* [WRITTEN INSTRUCTION] All the records that follow need to be reproduced exactly. Omit the images.

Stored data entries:
-- Begin --
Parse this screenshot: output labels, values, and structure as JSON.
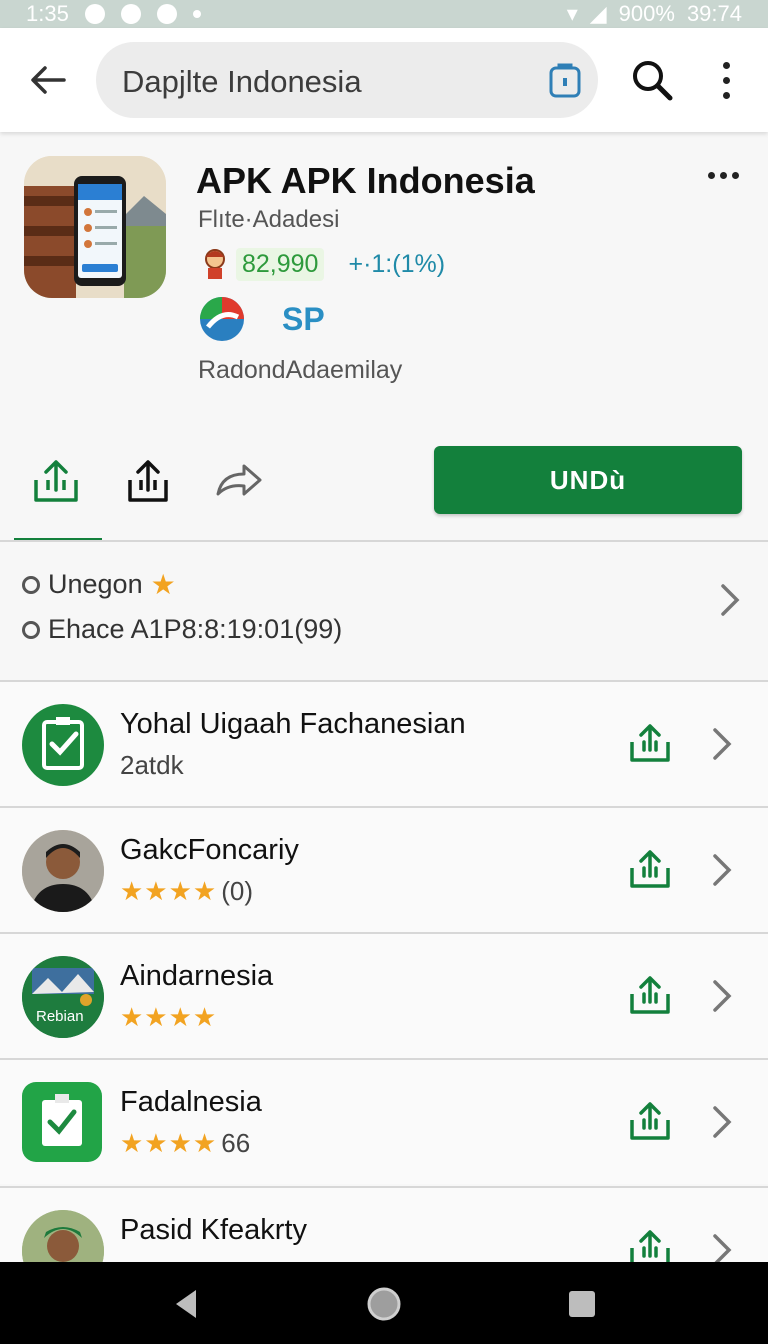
{
  "status": {
    "time": "1:35",
    "battery": "900%",
    "clock": "39:74"
  },
  "search": {
    "query": "Dapjlte Indonesia"
  },
  "app": {
    "title": "APK APK Indonesia",
    "developer": "Flıte·Adadesi",
    "rating": "82,990",
    "rating_delta": "+·1:(1%)",
    "badge_text": "SP",
    "subtitle": "RadondAdaemilay",
    "install_label": "UNDù"
  },
  "info": {
    "line1": "Unegon",
    "line2": "Ehace A1P8:8:19:01(99)"
  },
  "list": [
    {
      "title": "Yohal Uigaah Fachanesian",
      "sub": "2atdk",
      "stars": "",
      "count": ""
    },
    {
      "title": "GakcFoncariy",
      "sub": "",
      "stars": "★★★★",
      "count": "(0)"
    },
    {
      "title": "Aindarnesia",
      "sub": "",
      "stars": "★★★★",
      "count": ""
    },
    {
      "title": "Fadalnesia",
      "sub": "",
      "stars": "★★★★",
      "count": "66"
    },
    {
      "title": "Pasid Kfeakrty",
      "sub": "",
      "stars": "",
      "count": ""
    }
  ],
  "icon_badge_text": "Rebian",
  "colors": {
    "accent": "#13803c",
    "star": "#f2a321",
    "link_blue": "#2a8fc4"
  }
}
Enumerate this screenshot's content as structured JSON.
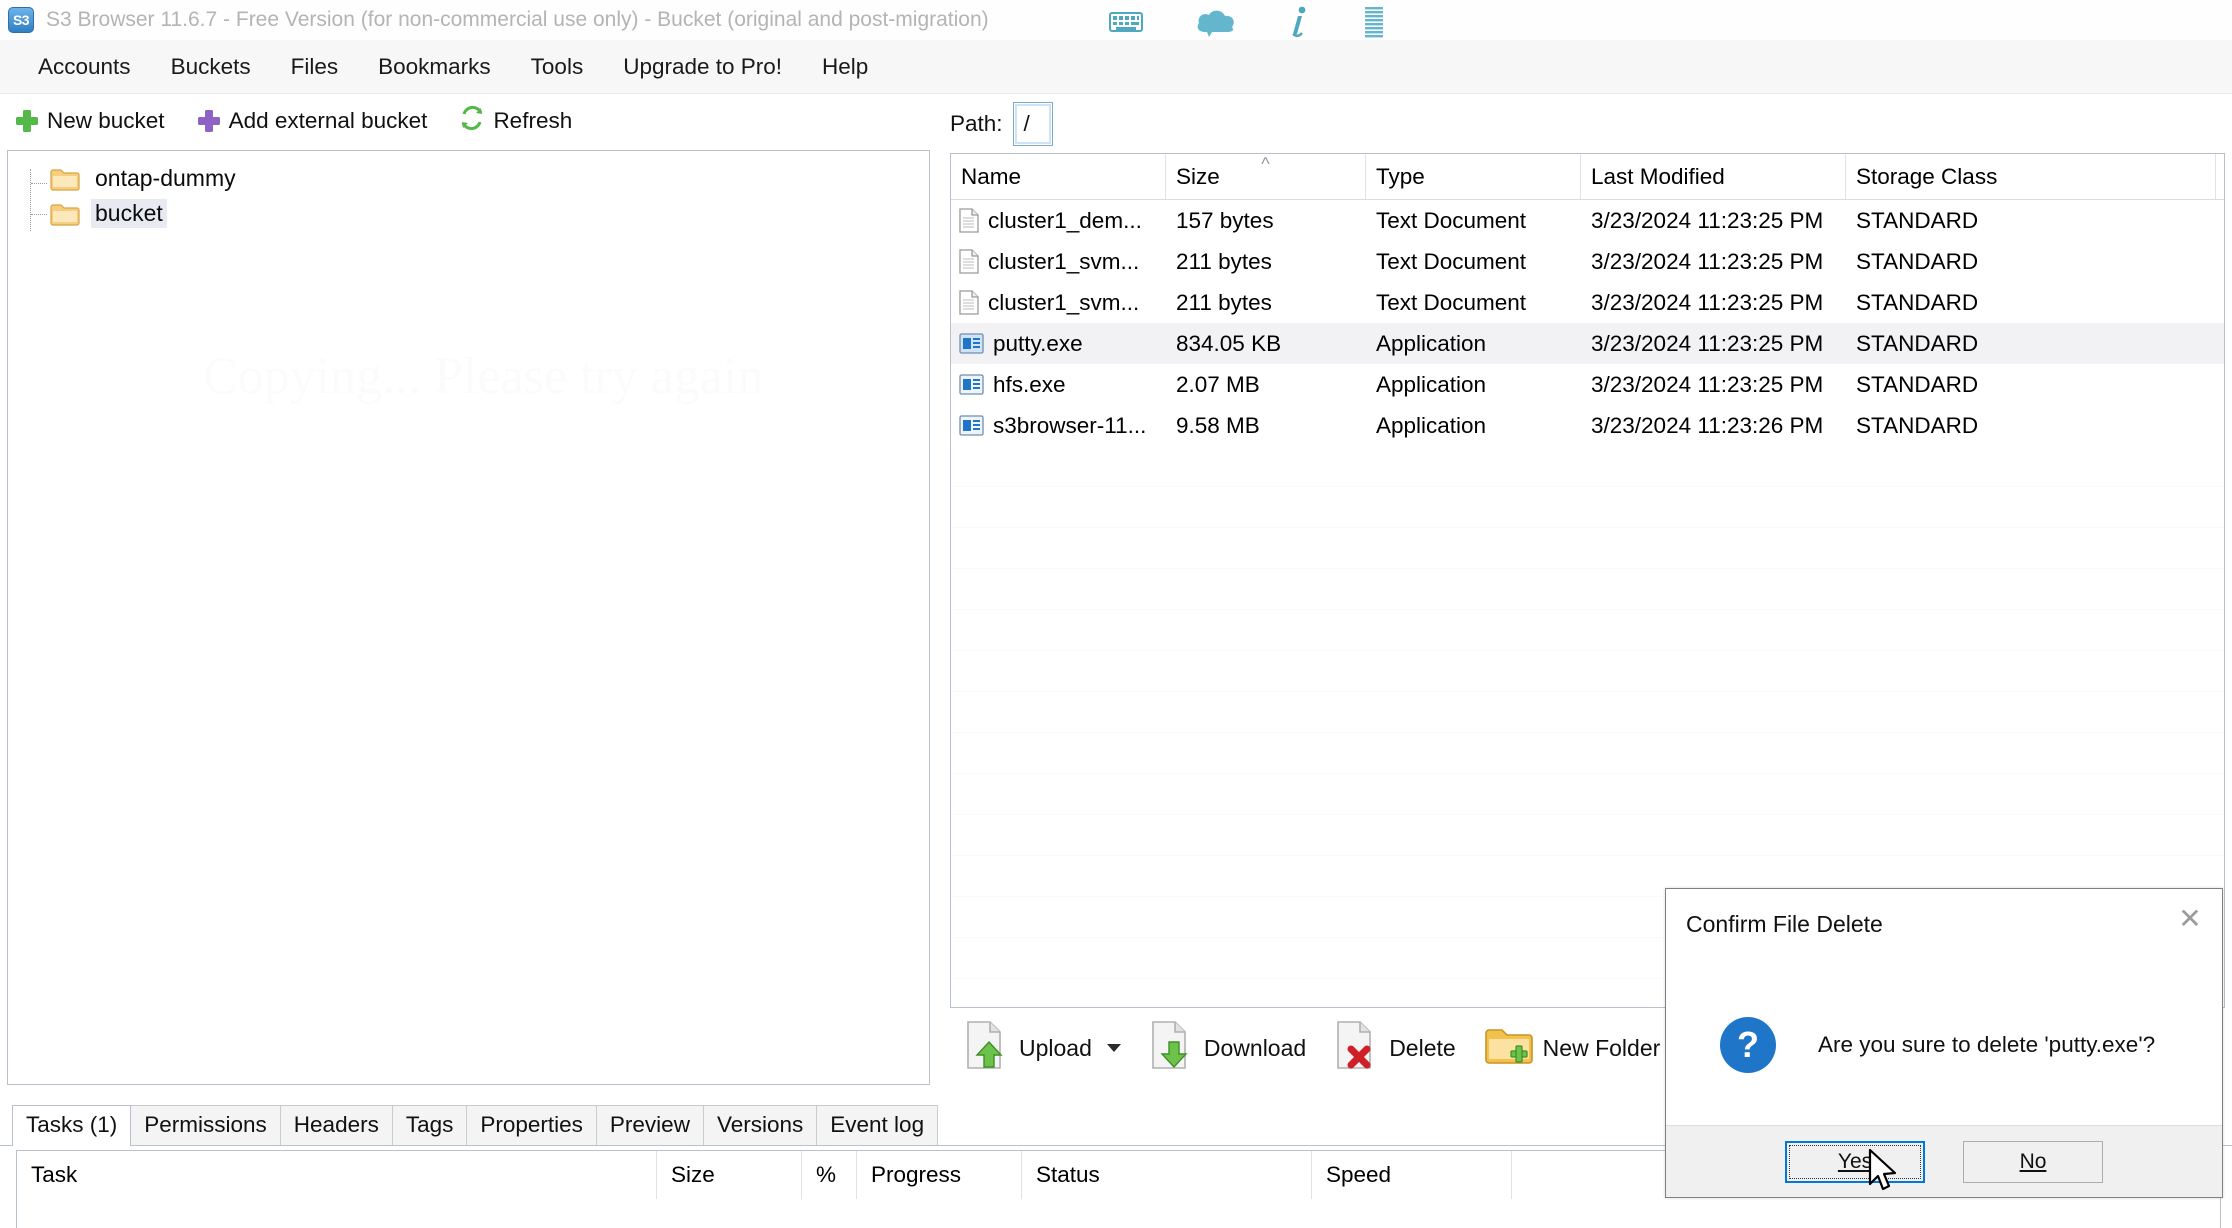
{
  "window": {
    "app_icon_text": "S3",
    "title": "S3 Browser 11.6.7 - Free Version (for non-commercial use only) - Bucket (original and post-migration)",
    "title_icons": [
      "keyboard-icon",
      "cloud-icon",
      "info-icon",
      "list-icon"
    ],
    "accent_color": "#4fa8bf"
  },
  "menubar": {
    "items": [
      {
        "label": "Accounts"
      },
      {
        "label": "Buckets"
      },
      {
        "label": "Files"
      },
      {
        "label": "Bookmarks"
      },
      {
        "label": "Tools"
      },
      {
        "label": "Upgrade to Pro!"
      },
      {
        "label": "Help"
      }
    ]
  },
  "bucket_toolbar": {
    "buttons": [
      {
        "label": "New bucket",
        "icon": "plus-icon",
        "color": "#54b948"
      },
      {
        "label": "Add external bucket",
        "icon": "plus-icon",
        "color": "#8e62c4"
      },
      {
        "label": "Refresh",
        "icon": "refresh-icon",
        "color": "#54b948"
      }
    ]
  },
  "tree": {
    "watermark": "Copying... Please try again",
    "items": [
      {
        "label": "ontap-dummy",
        "selected": false
      },
      {
        "label": "bucket",
        "selected": true
      }
    ]
  },
  "path": {
    "label": "Path:",
    "value": "/"
  },
  "filelist": {
    "columns": [
      "Name",
      "Size",
      "Type",
      "Last Modified",
      "Storage Class"
    ],
    "sorted_column": "Size",
    "sort_direction": "asc",
    "rows": [
      {
        "name": "cluster1_dem...",
        "size": "157 bytes",
        "type": "Text Document",
        "modified": "3/23/2024 11:23:25 PM",
        "storage": "STANDARD",
        "icon": "text-document-icon",
        "selected": false
      },
      {
        "name": "cluster1_svm...",
        "size": "211 bytes",
        "type": "Text Document",
        "modified": "3/23/2024 11:23:25 PM",
        "storage": "STANDARD",
        "icon": "text-document-icon",
        "selected": false
      },
      {
        "name": "cluster1_svm...",
        "size": "211 bytes",
        "type": "Text Document",
        "modified": "3/23/2024 11:23:25 PM",
        "storage": "STANDARD",
        "icon": "text-document-icon",
        "selected": false
      },
      {
        "name": "putty.exe",
        "size": "834.05 KB",
        "type": "Application",
        "modified": "3/23/2024 11:23:25 PM",
        "storage": "STANDARD",
        "icon": "application-icon",
        "selected": true
      },
      {
        "name": "hfs.exe",
        "size": "2.07 MB",
        "type": "Application",
        "modified": "3/23/2024 11:23:25 PM",
        "storage": "STANDARD",
        "icon": "application-icon",
        "selected": false
      },
      {
        "name": "s3browser-11...",
        "size": "9.58 MB",
        "type": "Application",
        "modified": "3/23/2024 11:23:26 PM",
        "storage": "STANDARD",
        "icon": "application-icon",
        "selected": false
      }
    ]
  },
  "file_actions": {
    "buttons": [
      {
        "label": "Upload",
        "icon": "upload-icon",
        "has_dropdown": true
      },
      {
        "label": "Download",
        "icon": "download-icon",
        "has_dropdown": false
      },
      {
        "label": "Delete",
        "icon": "delete-icon",
        "has_dropdown": false
      },
      {
        "label": "New Folder",
        "icon": "new-folder-icon",
        "has_dropdown": false
      }
    ]
  },
  "bottom_tabs": {
    "items": [
      {
        "label": "Tasks (1)",
        "active": true
      },
      {
        "label": "Permissions",
        "active": false
      },
      {
        "label": "Headers",
        "active": false
      },
      {
        "label": "Tags",
        "active": false
      },
      {
        "label": "Properties",
        "active": false
      },
      {
        "label": "Preview",
        "active": false
      },
      {
        "label": "Versions",
        "active": false
      },
      {
        "label": "Event log",
        "active": false
      }
    ]
  },
  "task_grid": {
    "columns": [
      "Task",
      "Size",
      "%",
      "Progress",
      "Status",
      "Speed"
    ],
    "rows": []
  },
  "dialog": {
    "title": "Confirm File Delete",
    "close_icon": "close-icon",
    "icon": "question-icon",
    "icon_glyph": "?",
    "icon_color": "#1f76c8",
    "message": "Are you sure to delete 'putty.exe'?",
    "buttons": [
      {
        "label": "Yes",
        "accel": "Y",
        "focused": true
      },
      {
        "label": "No",
        "accel": "N",
        "focused": false
      }
    ]
  }
}
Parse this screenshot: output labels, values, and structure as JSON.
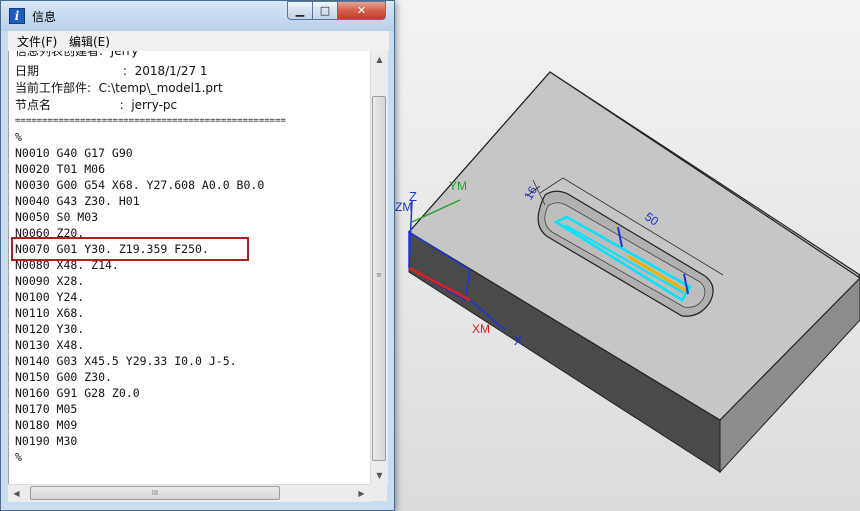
-- End --
* [SOLUTION BELOW]
Parse this screenshot: output labels, values, and structure as JSON.
{
  "status": {
    "time": "1:35",
    "battery": "900%",
    "clock": "39:74"
  },
  "search": {
    "query": "Dapjlte Indonesia"
  },
  "app": {
    "title": "APK APK Indonesia",
    "developer": "Flıte·Adadesi",
    "rating": "82,990",
    "rating_delta": "+·1:(1%)",
    "badge_text": "SP",
    "subtitle": "RadondAdaemilay",
    "install_label": "UNDù"
  },
  "info": {
    "line1": "Unegon",
    "line2": "Ehace A1P8:8:19:01(99)"
  },
  "list": [
    {
      "title": "Yohal Uigaah Fachanesian",
      "sub": "2atdk",
      "stars": "",
      "count": ""
    },
    {
      "title": "GakcFoncariy",
      "sub": "",
      "stars": "★★★★",
      "count": "(0)"
    },
    {
      "title": "Aindarnesia",
      "sub": "",
      "stars": "★★★★",
      "count": ""
    },
    {
      "title": "Fadalnesia",
      "sub": "",
      "stars": "★★★★",
      "count": "66"
    },
    {
      "title": "Pasid Kfeakrty",
      "sub": "",
      "stars": "",
      "count": ""
    }
  ],
  "icon_badge_text": "Rebian",
  "colors": {
    "accent": "#13803c",
    "star": "#f2a321",
    "link_blue": "#2a8fc4"
  }
}
Enumerate this screenshot's content as structured JSON.
{
  "window": {
    "app_icon_text": "S3",
    "title": "S3 Browser 11.6.7 - Free Version (for non-commercial use only) - Bucket (original and post-migration)",
    "title_icons": [
      "keyboard-icon",
      "cloud-icon",
      "info-icon",
      "list-icon"
    ],
    "accent_color": "#4fa8bf"
  },
  "menubar": {
    "items": [
      {
        "label": "Accounts"
      },
      {
        "label": "Buckets"
      },
      {
        "label": "Files"
      },
      {
        "label": "Bookmarks"
      },
      {
        "label": "Tools"
      },
      {
        "label": "Upgrade to Pro!"
      },
      {
        "label": "Help"
      }
    ]
  },
  "bucket_toolbar": {
    "buttons": [
      {
        "label": "New bucket",
        "icon": "plus-icon",
        "color": "#54b948"
      },
      {
        "label": "Add external bucket",
        "icon": "plus-icon",
        "color": "#8e62c4"
      },
      {
        "label": "Refresh",
        "icon": "refresh-icon",
        "color": "#54b948"
      }
    ]
  },
  "tree": {
    "watermark": "Copying... Please try again",
    "items": [
      {
        "label": "ontap-dummy",
        "selected": false
      },
      {
        "label": "bucket",
        "selected": true
      }
    ]
  },
  "path": {
    "label": "Path:",
    "value": "/"
  },
  "filelist": {
    "columns": [
      "Name",
      "Size",
      "Type",
      "Last Modified",
      "Storage Class"
    ],
    "sorted_column": "Size",
    "sort_direction": "asc",
    "rows": [
      {
        "name": "cluster1_dem...",
        "size": "157 bytes",
        "type": "Text Document",
        "modified": "3/23/2024 11:23:25 PM",
        "storage": "STANDARD",
        "icon": "text-document-icon",
        "selected": false
      },
      {
        "name": "cluster1_svm...",
        "size": "211 bytes",
        "type": "Text Document",
        "modified": "3/23/2024 11:23:25 PM",
        "storage": "STANDARD",
        "icon": "text-document-icon",
        "selected": false
      },
      {
        "name": "cluster1_svm...",
        "size": "211 bytes",
        "type": "Text Document",
        "modified": "3/23/2024 11:23:25 PM",
        "storage": "STANDARD",
        "icon": "text-document-icon",
        "selected": false
      },
      {
        "name": "putty.exe",
        "size": "834.05 KB",
        "type": "Application",
        "modified": "3/23/2024 11:23:25 PM",
        "storage": "STANDARD",
        "icon": "application-icon",
        "selected": true
      },
      {
        "name": "hfs.exe",
        "size": "2.07 MB",
        "type": "Application",
        "modified": "3/23/2024 11:23:25 PM",
        "storage": "STANDARD",
        "icon": "application-icon",
        "selected": false
      },
      {
        "name": "s3browser-11...",
        "size": "9.58 MB",
        "type": "Application",
        "modified": "3/23/2024 11:23:26 PM",
        "storage": "STANDARD",
        "icon": "application-icon",
        "selected": false
      }
    ]
  },
  "file_actions": {
    "buttons": [
      {
        "label": "Upload",
        "icon": "upload-icon",
        "has_dropdown": true
      },
      {
        "label": "Download",
        "icon": "download-icon",
        "has_dropdown": false
      },
      {
        "label": "Delete",
        "icon": "delete-icon",
        "has_dropdown": false
      },
      {
        "label": "New Folder",
        "icon": "new-folder-icon",
        "has_dropdown": false
      }
    ]
  },
  "bottom_tabs": {
    "items": [
      {
        "label": "Tasks (1)",
        "active": true
      },
      {
        "label": "Permissions",
        "active": false
      },
      {
        "label": "Headers",
        "active": false
      },
      {
        "label": "Tags",
        "active": false
      },
      {
        "label": "Properties",
        "active": false
      },
      {
        "label": "Preview",
        "active": false
      },
      {
        "label": "Versions",
        "active": false
      },
      {
        "label": "Event log",
        "active": false
      }
    ]
  },
  "task_grid": {
    "columns": [
      "Task",
      "Size",
      "%",
      "Progress",
      "Status",
      "Speed"
    ],
    "rows": []
  },
  "dialog": {
    "title": "Confirm File Delete",
    "close_icon": "close-icon",
    "icon": "question-icon",
    "icon_glyph": "?",
    "icon_color": "#1f76c8",
    "message": "Are you sure to delete 'putty.exe'?",
    "buttons": [
      {
        "label": "Yes",
        "accel": "Y",
        "focused": true
      },
      {
        "label": "No",
        "accel": "N",
        "focused": false
      }
    ]
  }
}
Parse this screenshot: output labels, values, and structure as JSON.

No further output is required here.